==== PROVIDED INFORMATION ====

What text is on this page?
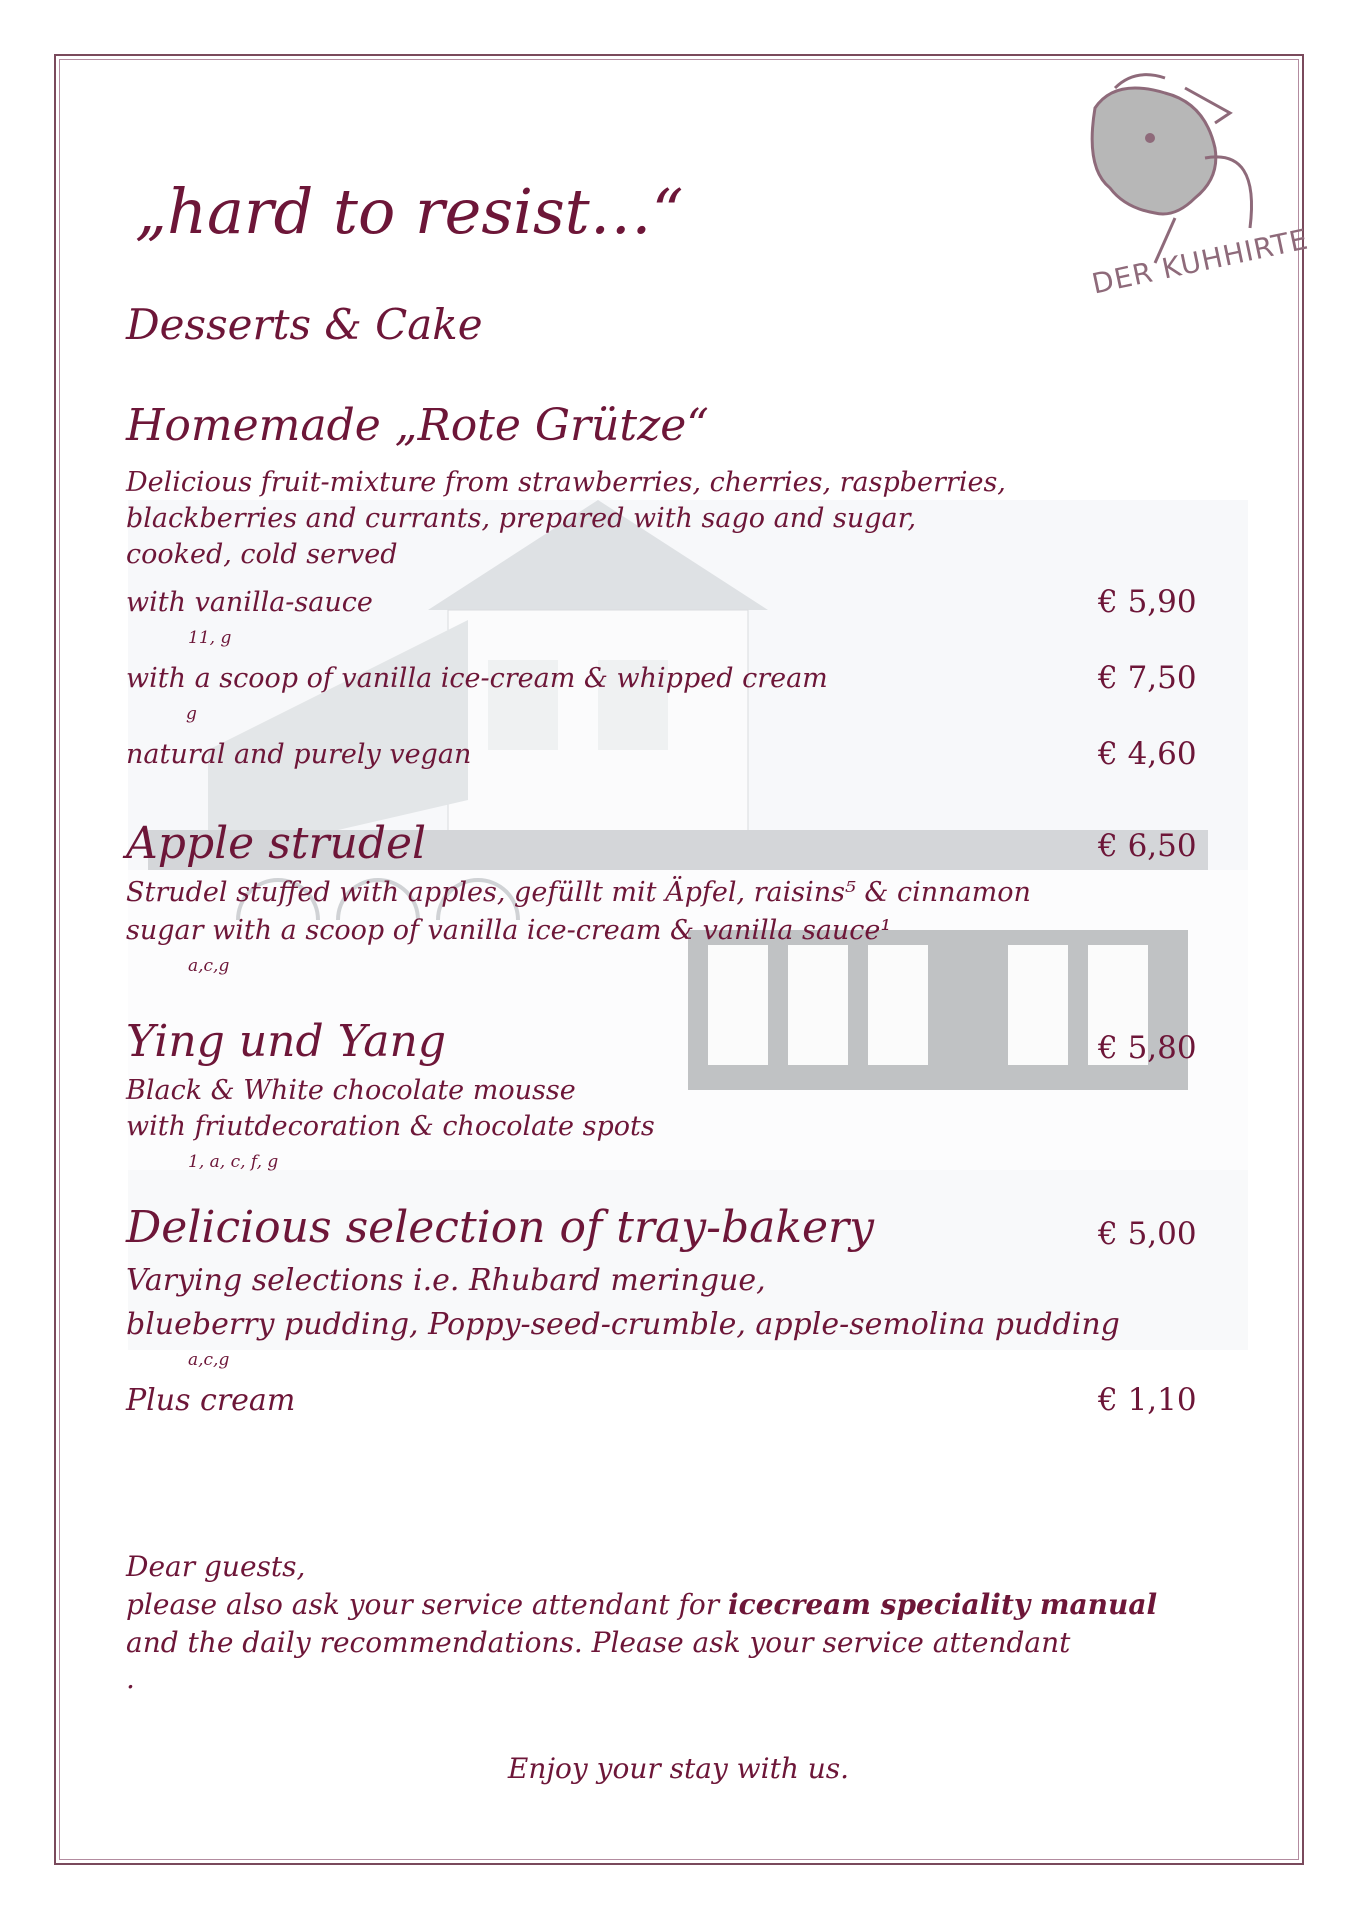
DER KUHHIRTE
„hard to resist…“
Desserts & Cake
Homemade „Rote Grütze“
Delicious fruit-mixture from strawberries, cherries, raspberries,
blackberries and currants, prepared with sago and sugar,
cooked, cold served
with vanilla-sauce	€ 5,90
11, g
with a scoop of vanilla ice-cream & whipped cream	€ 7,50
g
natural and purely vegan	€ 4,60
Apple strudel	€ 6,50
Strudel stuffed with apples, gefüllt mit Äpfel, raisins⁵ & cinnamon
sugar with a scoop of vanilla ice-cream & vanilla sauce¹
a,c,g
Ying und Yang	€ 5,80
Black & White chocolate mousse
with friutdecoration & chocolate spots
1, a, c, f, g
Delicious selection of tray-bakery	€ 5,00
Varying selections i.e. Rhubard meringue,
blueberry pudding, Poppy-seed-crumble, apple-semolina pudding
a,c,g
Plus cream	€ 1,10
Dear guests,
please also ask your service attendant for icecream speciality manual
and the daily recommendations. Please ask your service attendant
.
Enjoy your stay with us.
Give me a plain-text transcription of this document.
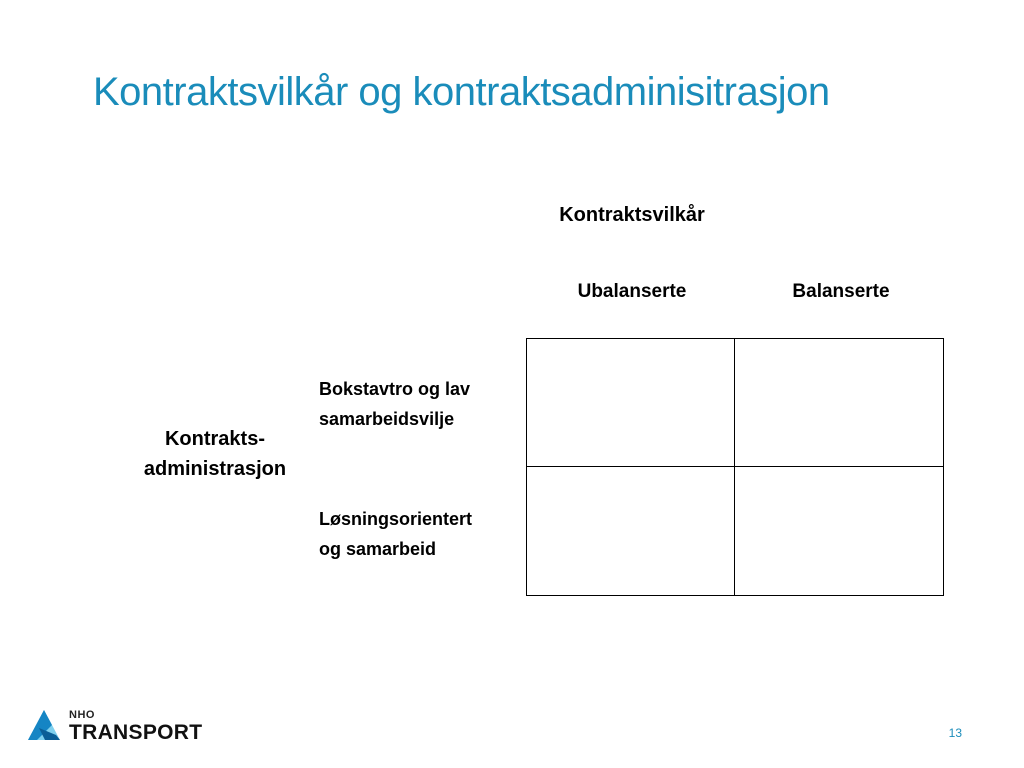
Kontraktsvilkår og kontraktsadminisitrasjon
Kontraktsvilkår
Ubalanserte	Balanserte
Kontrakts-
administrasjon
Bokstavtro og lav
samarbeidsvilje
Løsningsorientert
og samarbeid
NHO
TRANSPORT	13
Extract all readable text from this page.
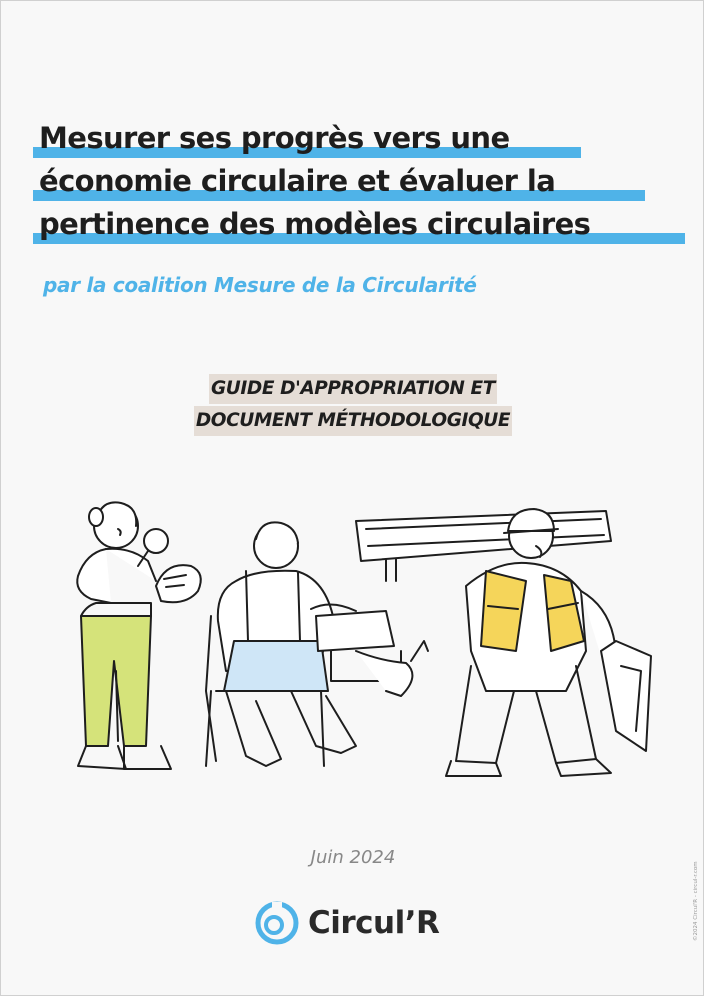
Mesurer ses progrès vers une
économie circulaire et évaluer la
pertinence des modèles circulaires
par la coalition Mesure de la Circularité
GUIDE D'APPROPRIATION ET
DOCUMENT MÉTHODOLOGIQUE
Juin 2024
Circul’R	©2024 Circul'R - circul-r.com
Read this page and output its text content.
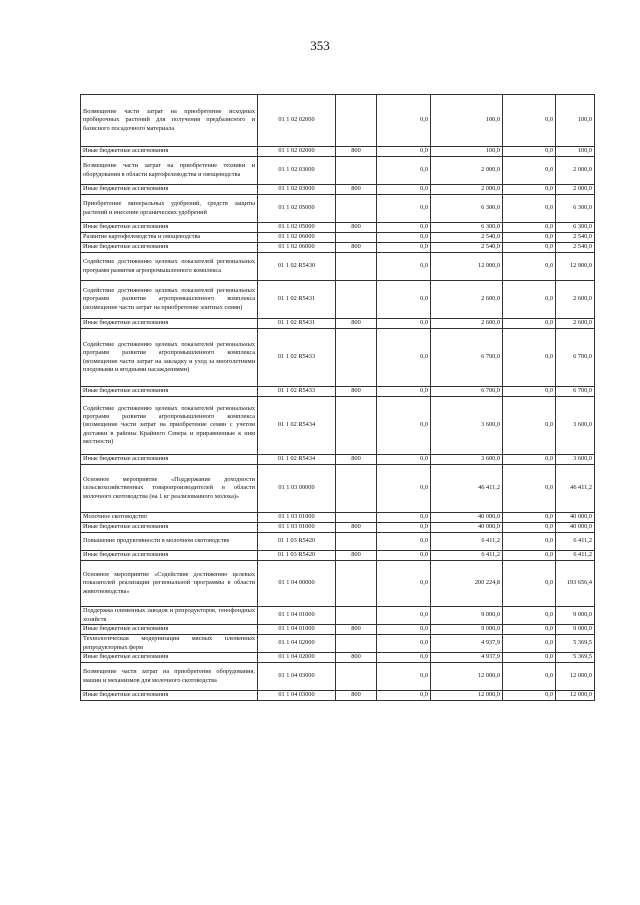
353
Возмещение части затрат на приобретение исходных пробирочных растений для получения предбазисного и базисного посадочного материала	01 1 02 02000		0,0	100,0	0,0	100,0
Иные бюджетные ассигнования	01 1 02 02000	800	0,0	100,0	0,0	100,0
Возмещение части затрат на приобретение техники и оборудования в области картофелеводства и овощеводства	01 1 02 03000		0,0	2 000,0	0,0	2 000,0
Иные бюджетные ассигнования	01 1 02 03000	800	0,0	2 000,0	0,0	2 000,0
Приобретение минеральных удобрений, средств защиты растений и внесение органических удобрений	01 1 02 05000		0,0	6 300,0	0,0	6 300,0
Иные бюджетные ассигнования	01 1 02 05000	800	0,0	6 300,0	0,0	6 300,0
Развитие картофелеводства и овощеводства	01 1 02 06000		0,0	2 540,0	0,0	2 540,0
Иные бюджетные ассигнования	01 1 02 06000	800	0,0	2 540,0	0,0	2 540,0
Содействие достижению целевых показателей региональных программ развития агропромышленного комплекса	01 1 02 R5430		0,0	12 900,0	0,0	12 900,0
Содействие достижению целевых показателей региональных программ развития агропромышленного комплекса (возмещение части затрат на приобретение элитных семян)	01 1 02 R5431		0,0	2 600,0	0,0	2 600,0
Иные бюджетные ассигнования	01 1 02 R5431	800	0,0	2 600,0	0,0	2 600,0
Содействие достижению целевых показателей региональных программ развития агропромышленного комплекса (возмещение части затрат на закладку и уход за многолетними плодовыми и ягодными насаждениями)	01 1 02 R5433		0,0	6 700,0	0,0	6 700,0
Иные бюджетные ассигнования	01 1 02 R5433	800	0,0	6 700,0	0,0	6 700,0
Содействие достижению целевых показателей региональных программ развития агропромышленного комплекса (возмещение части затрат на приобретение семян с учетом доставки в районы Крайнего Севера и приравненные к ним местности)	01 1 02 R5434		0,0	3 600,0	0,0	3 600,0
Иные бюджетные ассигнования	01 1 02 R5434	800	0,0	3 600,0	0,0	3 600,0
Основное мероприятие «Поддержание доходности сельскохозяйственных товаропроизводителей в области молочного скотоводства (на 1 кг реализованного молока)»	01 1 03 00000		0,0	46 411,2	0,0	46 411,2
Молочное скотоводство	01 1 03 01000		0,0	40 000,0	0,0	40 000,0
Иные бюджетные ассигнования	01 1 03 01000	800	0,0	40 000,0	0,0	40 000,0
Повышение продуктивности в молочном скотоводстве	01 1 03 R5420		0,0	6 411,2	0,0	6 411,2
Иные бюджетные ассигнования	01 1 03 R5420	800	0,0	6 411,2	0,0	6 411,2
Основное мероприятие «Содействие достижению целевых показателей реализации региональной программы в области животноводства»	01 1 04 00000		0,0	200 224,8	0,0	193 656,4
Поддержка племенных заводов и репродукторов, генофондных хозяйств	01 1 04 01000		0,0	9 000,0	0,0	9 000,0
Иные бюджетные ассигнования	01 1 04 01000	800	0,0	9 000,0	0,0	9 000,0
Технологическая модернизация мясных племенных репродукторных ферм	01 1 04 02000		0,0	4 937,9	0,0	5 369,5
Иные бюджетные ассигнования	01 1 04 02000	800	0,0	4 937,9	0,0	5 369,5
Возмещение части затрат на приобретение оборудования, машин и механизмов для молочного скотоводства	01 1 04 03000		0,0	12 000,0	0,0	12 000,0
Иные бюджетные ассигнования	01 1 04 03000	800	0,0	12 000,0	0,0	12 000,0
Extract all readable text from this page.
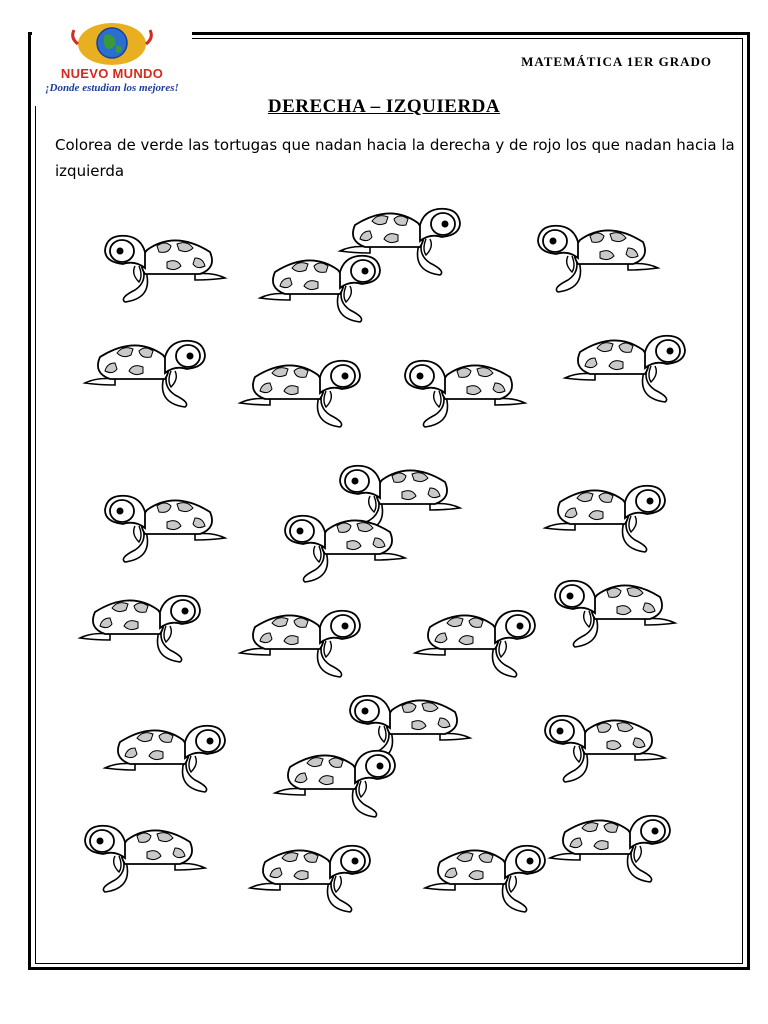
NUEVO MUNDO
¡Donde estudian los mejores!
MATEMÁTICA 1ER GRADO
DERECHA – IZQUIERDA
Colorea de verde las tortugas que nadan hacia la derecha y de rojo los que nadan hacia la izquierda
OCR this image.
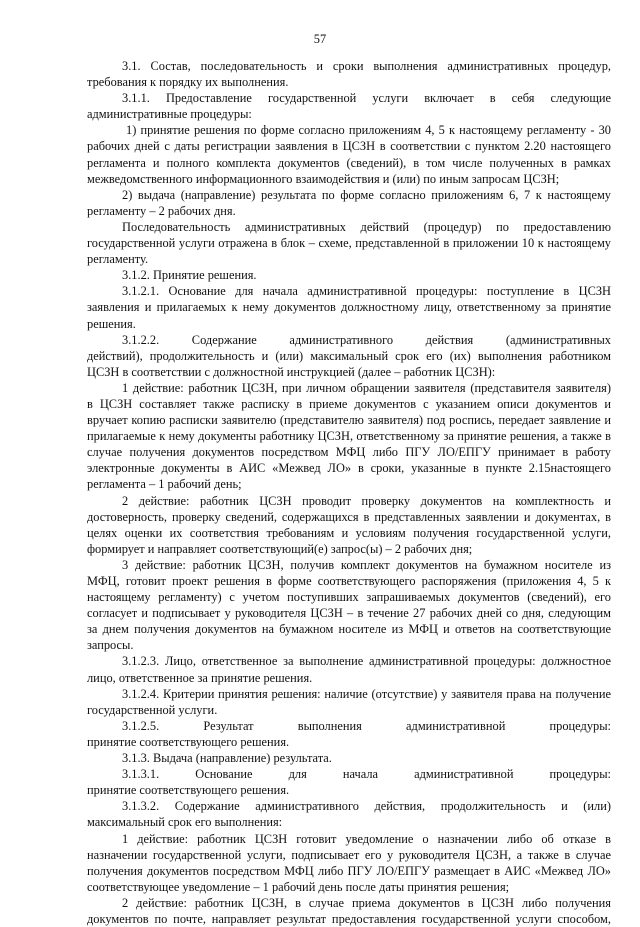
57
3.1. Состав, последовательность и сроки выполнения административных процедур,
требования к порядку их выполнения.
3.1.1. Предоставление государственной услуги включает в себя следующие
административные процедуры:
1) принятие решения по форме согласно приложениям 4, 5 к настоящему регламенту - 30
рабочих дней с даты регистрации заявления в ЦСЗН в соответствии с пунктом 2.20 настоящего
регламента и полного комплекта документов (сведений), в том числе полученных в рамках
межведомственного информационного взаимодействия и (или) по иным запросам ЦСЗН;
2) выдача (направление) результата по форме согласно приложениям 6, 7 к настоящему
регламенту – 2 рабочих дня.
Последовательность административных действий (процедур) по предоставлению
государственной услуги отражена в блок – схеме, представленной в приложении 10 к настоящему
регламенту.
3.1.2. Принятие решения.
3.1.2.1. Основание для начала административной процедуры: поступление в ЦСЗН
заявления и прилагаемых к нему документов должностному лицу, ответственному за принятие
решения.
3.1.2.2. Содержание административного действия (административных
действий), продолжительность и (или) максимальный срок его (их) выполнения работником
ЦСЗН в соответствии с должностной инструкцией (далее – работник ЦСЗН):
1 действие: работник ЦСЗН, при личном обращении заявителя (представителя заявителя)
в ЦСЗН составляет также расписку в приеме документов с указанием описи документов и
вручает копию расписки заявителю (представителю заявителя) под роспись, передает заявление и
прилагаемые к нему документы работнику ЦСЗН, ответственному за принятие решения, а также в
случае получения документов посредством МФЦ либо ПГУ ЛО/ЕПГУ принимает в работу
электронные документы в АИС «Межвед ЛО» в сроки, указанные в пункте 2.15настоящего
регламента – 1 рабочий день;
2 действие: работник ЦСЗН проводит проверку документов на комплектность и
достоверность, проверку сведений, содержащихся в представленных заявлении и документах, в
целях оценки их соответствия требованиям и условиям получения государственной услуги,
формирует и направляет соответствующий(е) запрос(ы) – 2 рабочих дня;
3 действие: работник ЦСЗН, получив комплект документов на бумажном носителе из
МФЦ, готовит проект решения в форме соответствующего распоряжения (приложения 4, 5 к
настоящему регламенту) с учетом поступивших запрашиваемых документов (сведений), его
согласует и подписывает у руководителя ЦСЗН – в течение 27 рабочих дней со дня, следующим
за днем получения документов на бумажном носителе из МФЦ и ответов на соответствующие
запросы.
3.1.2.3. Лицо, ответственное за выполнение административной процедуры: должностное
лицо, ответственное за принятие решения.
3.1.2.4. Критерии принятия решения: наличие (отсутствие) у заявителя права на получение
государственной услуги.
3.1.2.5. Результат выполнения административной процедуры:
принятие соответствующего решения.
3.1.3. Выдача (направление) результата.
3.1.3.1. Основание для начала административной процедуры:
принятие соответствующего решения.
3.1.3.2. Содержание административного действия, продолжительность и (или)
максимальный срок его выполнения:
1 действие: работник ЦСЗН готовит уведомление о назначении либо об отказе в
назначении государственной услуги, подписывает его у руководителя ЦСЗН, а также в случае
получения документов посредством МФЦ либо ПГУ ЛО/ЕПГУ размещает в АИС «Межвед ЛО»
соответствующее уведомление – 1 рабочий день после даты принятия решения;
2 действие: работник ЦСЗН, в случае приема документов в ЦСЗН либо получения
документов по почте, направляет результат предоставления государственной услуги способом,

====

WRITTEN INSTRUCTION: Count how many lines of the material hold the string "заявителя". Give the number and nothing more.

RESPONSE: 3